Direction: Look through the data below and report how many lines include "What". Only the number should be given.

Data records
☆ ☆ ☆ ☆

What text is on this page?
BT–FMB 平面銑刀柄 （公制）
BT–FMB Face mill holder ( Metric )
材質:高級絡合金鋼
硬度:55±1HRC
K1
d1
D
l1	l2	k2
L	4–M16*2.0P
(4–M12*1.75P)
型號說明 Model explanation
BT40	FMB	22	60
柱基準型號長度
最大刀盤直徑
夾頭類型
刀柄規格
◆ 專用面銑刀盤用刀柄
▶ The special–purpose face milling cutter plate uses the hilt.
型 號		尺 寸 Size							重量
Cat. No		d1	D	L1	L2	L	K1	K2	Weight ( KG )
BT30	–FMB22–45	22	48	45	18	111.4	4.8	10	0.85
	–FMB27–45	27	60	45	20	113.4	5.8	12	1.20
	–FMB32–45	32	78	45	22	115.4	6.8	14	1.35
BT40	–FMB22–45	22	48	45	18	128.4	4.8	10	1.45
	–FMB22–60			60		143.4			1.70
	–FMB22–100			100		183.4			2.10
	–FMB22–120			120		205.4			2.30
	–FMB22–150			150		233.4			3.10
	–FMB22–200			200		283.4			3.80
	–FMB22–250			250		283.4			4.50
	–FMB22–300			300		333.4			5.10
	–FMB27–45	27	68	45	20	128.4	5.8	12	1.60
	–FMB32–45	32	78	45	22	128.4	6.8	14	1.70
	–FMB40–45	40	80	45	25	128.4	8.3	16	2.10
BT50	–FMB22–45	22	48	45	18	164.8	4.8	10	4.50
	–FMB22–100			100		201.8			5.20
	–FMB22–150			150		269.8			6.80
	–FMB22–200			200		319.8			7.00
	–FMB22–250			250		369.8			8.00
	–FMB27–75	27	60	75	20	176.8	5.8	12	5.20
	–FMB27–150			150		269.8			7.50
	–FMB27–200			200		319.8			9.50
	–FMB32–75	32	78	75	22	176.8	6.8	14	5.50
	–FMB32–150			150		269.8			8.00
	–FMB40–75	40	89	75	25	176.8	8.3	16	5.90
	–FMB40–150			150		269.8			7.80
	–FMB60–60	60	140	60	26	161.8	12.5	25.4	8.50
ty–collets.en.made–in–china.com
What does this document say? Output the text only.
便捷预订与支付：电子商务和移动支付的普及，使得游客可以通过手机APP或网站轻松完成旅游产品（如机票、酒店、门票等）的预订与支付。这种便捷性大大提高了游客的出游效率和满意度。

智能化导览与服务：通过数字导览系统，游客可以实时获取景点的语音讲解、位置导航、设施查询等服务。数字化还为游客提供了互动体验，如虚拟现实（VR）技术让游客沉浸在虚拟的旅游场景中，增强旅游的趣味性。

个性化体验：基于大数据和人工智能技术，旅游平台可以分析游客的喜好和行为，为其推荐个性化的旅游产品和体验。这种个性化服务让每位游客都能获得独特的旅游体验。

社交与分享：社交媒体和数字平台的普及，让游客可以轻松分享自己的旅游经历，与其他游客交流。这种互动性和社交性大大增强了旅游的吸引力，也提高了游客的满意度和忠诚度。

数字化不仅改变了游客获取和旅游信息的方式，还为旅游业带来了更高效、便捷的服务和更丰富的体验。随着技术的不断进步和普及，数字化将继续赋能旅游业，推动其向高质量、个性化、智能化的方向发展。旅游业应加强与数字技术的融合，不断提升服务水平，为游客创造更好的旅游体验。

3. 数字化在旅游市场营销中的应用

☆ ☆ ☆ ☆

Solution to the problem: 2